(Records from a dataset)
※ ※ ※

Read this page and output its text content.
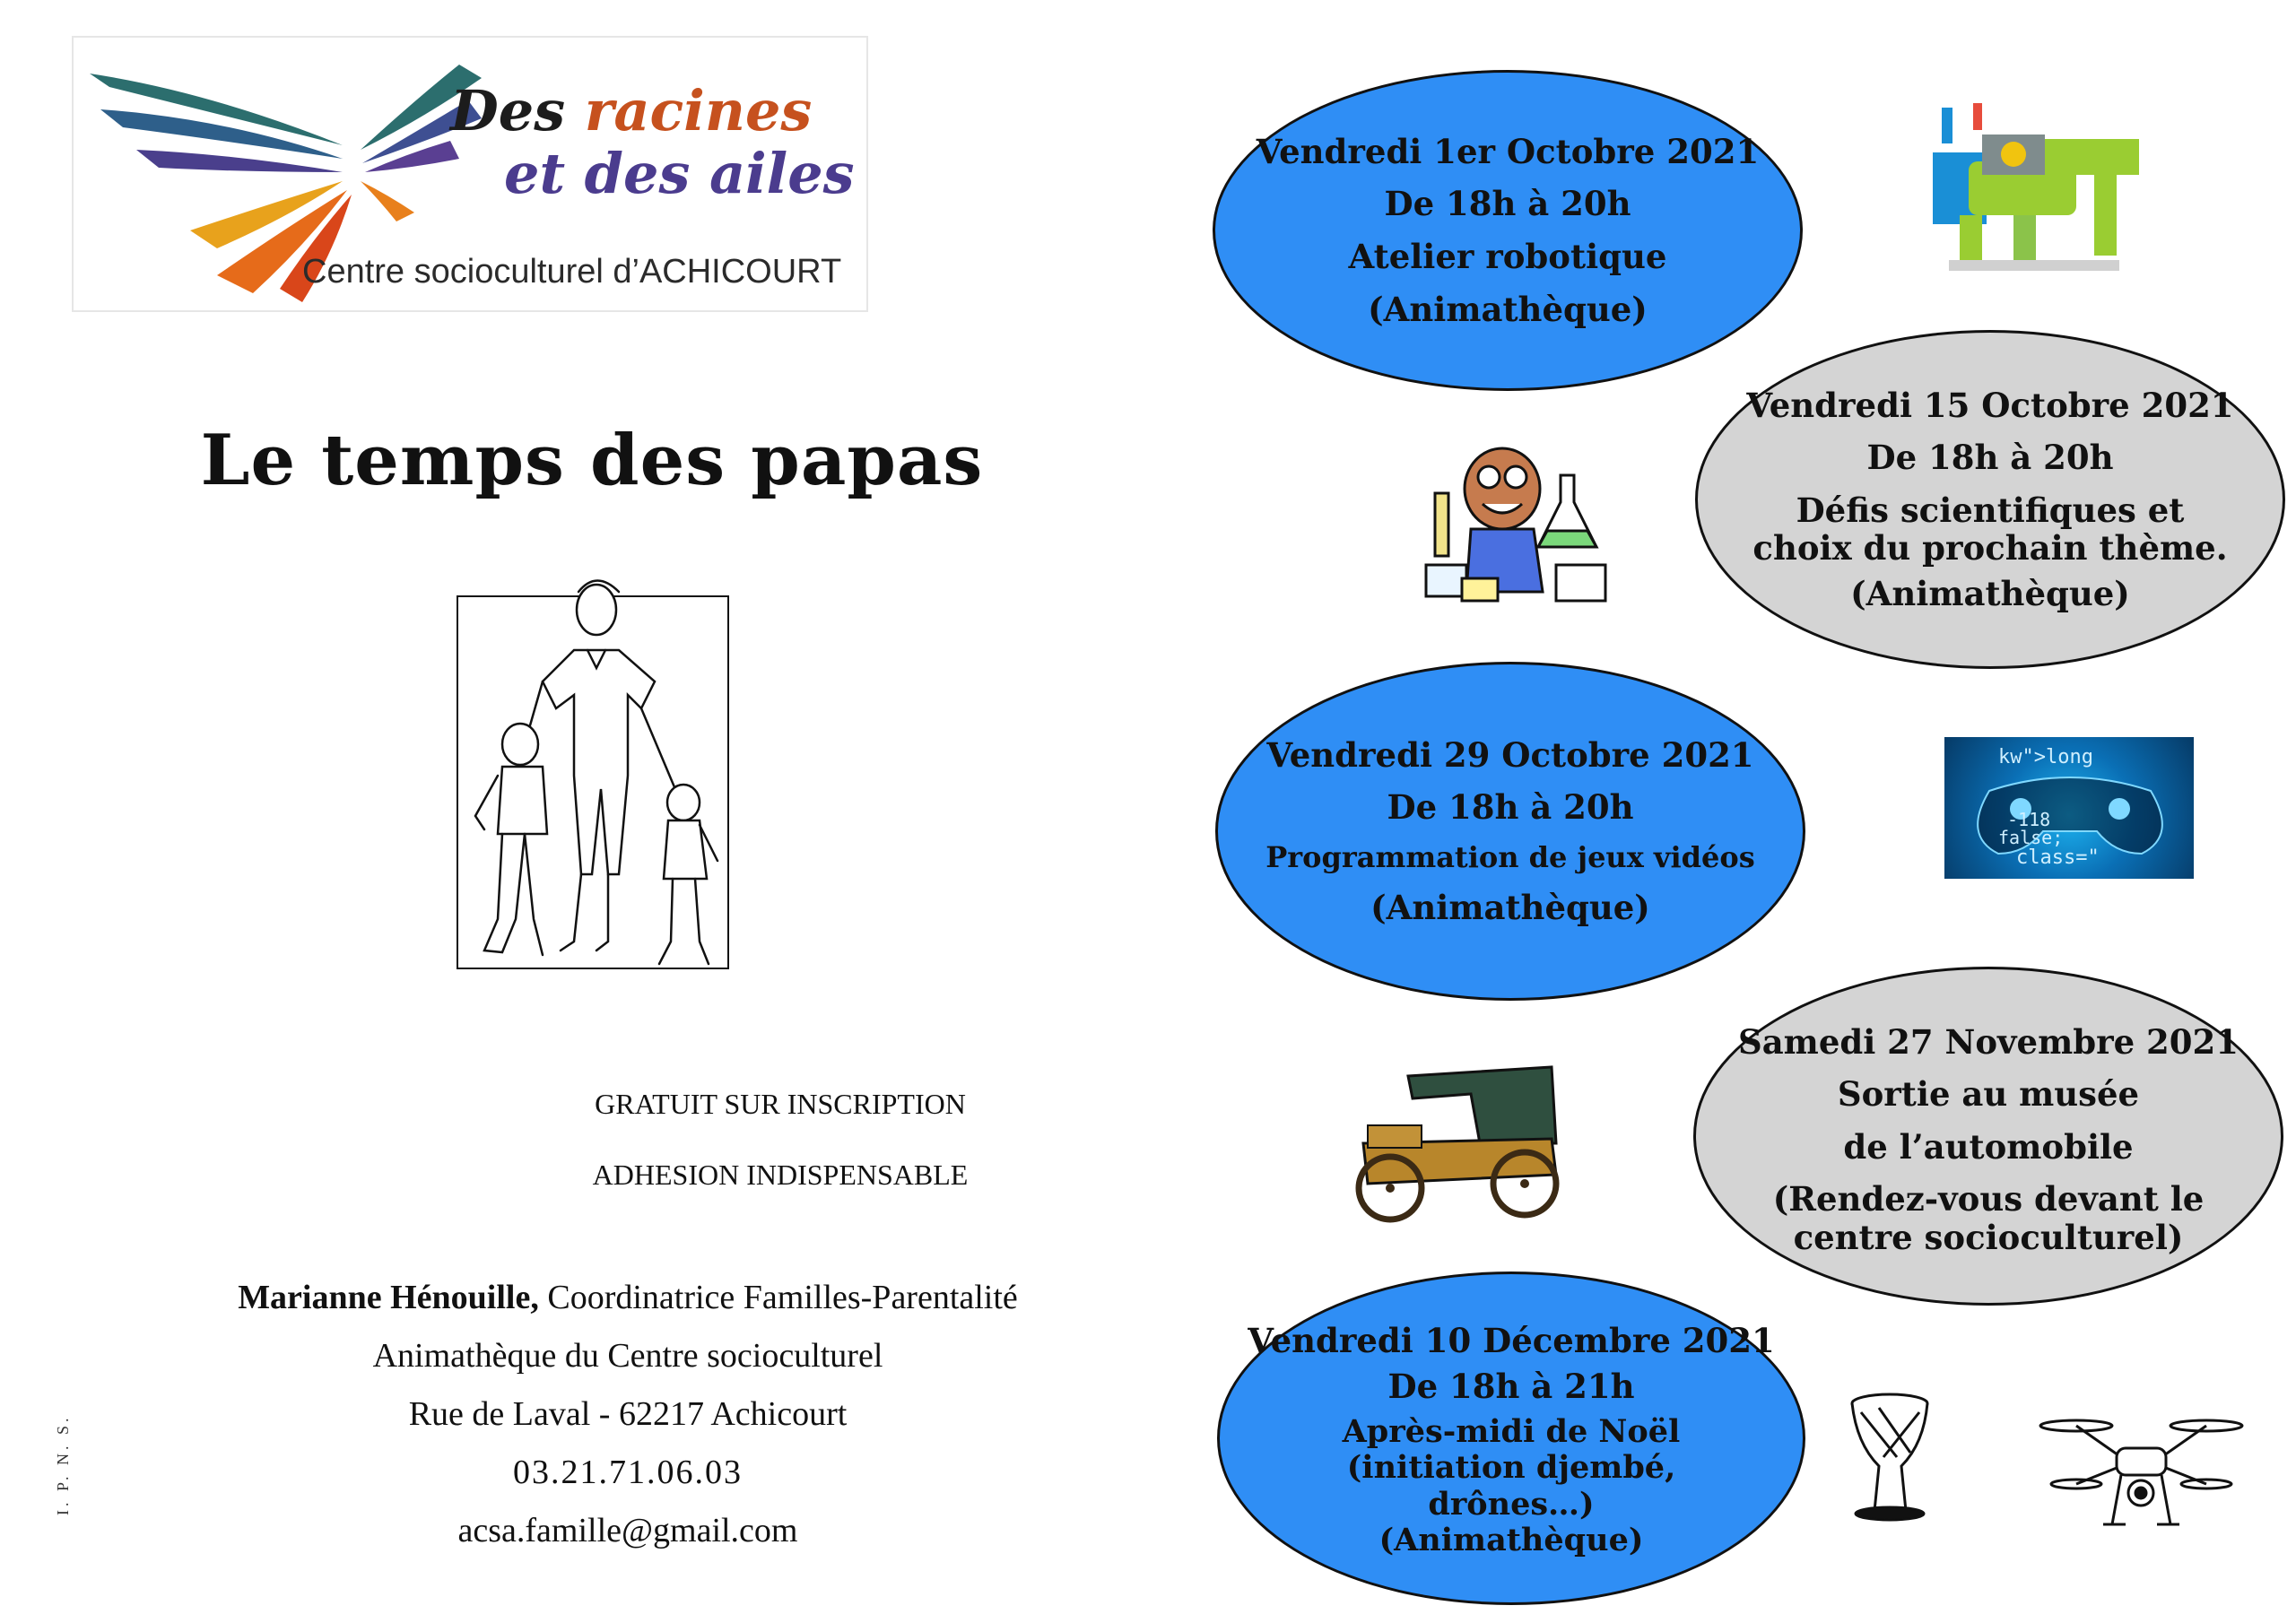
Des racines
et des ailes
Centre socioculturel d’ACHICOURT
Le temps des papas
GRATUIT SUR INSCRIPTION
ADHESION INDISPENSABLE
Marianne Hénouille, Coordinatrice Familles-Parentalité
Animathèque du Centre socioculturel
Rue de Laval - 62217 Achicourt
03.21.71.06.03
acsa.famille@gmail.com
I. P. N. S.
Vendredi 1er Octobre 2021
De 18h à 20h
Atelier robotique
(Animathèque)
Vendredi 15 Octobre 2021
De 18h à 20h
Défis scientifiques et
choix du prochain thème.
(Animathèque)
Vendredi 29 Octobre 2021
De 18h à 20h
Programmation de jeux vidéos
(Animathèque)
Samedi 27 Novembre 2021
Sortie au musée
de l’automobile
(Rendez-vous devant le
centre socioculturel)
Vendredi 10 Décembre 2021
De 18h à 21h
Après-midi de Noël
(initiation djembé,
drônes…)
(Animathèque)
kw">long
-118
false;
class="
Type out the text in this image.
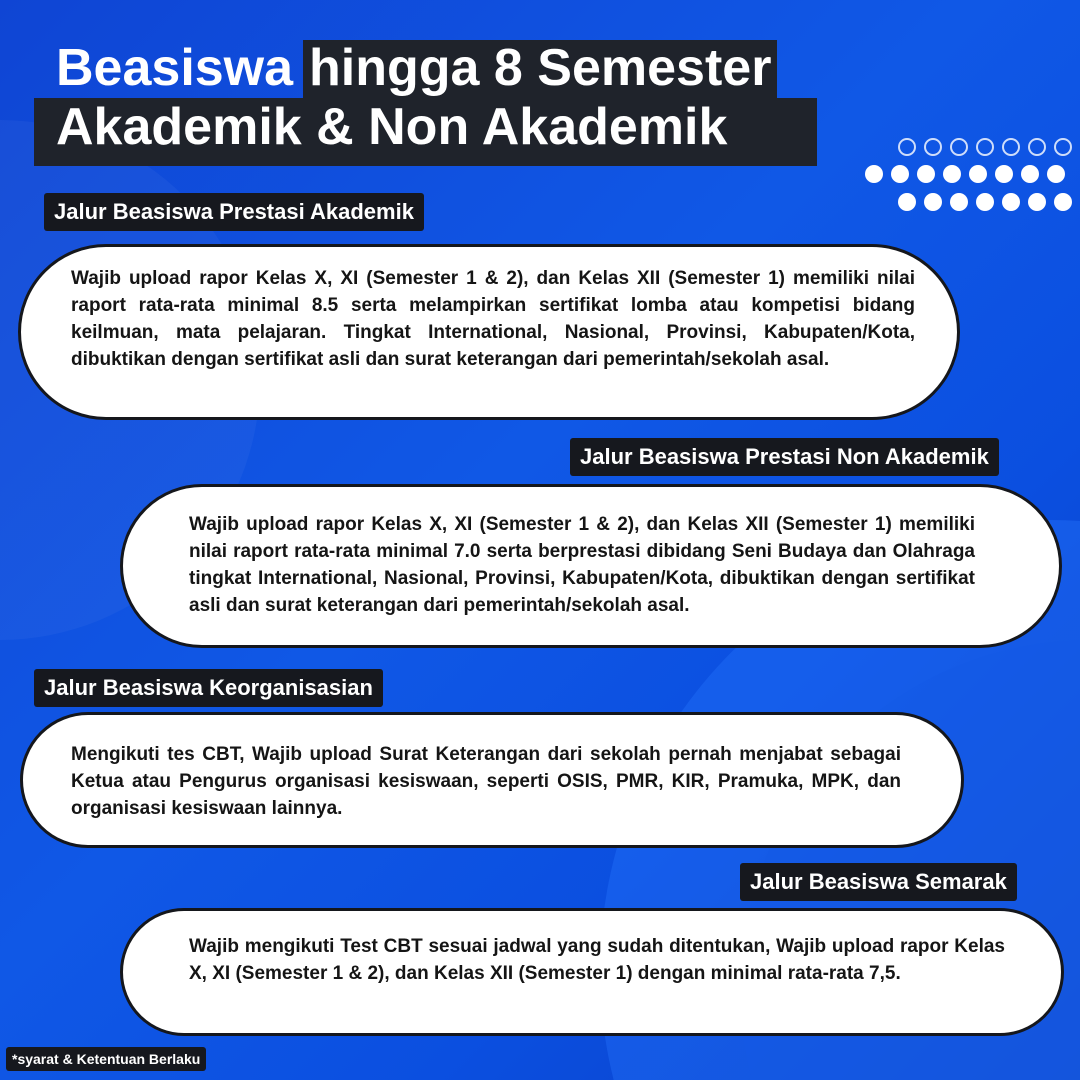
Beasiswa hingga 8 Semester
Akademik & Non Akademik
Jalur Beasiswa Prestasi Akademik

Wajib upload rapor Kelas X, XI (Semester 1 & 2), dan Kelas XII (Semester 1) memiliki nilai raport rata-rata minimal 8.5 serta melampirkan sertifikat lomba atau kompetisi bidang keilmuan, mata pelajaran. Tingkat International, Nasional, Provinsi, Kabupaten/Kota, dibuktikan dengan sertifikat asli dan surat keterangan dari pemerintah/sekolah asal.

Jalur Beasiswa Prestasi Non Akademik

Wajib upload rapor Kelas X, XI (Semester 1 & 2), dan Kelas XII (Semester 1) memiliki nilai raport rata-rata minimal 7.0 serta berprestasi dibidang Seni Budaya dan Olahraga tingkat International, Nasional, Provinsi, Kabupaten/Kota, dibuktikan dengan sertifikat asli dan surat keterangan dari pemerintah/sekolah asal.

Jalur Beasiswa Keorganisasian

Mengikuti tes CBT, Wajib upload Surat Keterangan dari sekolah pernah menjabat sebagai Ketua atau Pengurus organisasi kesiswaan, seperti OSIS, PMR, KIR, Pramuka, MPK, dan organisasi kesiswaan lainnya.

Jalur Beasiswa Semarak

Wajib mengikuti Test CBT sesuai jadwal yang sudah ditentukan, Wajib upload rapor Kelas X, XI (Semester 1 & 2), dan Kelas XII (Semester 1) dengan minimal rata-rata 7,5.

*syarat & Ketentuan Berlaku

※ ※ ※

#### TASK GOAL
Repeat everything in the records precisely. Images are excluded from the copy.

#### CORRECT ANSWER
Read this page and output its text content.
Des racines
et des ailes
Centre socioculturel d’ACHICOURT
Le temps des papas
GRATUIT SUR INSCRIPTION
ADHESION INDISPENSABLE
Marianne Hénouille, Coordinatrice Familles-Parentalité
Animathèque du Centre socioculturel
Rue de Laval - 62217 Achicourt
03.21.71.06.03
acsa.famille@gmail.com
I. P. N. S.
Vendredi 1er Octobre 2021
De 18h à 20h
Atelier robotique
(Animathèque)
Vendredi 15 Octobre 2021
De 18h à 20h
Défis scientifiques et
choix du prochain thème.
(Animathèque)
Vendredi 29 Octobre 2021
De 18h à 20h
Programmation de jeux vidéos
(Animathèque)
Samedi 27 Novembre 2021
Sortie au musée
de l’automobile
(Rendez-vous devant le
centre socioculturel)
Vendredi 10 Décembre 2021
De 18h à 21h
Après-midi de Noël
(initiation djembé,
drônes…)
(Animathèque)
kw">long
-118
false;
class="
Type out the text in this image.
Beasiswa hingga 8 Semester
Akademik & Non Akademik
Jalur Beasiswa Prestasi Akademik

Wajib upload rapor Kelas X, XI (Semester 1 & 2), dan Kelas XII (Semester 1) memiliki nilai raport rata-rata minimal 8.5 serta melampirkan sertifikat lomba atau kompetisi bidang keilmuan, mata pelajaran. Tingkat International, Nasional, Provinsi, Kabupaten/Kota, dibuktikan dengan sertifikat asli dan surat keterangan dari pemerintah/sekolah asal.

Jalur Beasiswa Prestasi Non Akademik

Wajib upload rapor Kelas X, XI (Semester 1 & 2), dan Kelas XII (Semester 1) memiliki nilai raport rata-rata minimal 7.0 serta berprestasi dibidang Seni Budaya dan Olahraga tingkat International, Nasional, Provinsi, Kabupaten/Kota, dibuktikan dengan sertifikat asli dan surat keterangan dari pemerintah/sekolah asal.

Jalur Beasiswa Keorganisasian

Mengikuti tes CBT, Wajib upload Surat Keterangan dari sekolah pernah menjabat sebagai Ketua atau Pengurus organisasi kesiswaan, seperti OSIS, PMR, KIR, Pramuka, MPK, dan organisasi kesiswaan lainnya.

Jalur Beasiswa Semarak

Wajib mengikuti Test CBT sesuai jadwal yang sudah ditentukan, Wajib upload rapor Kelas X, XI (Semester 1 & 2), dan Kelas XII (Semester 1) dengan minimal rata-rata 7,5.

*syarat & Ketentuan Berlaku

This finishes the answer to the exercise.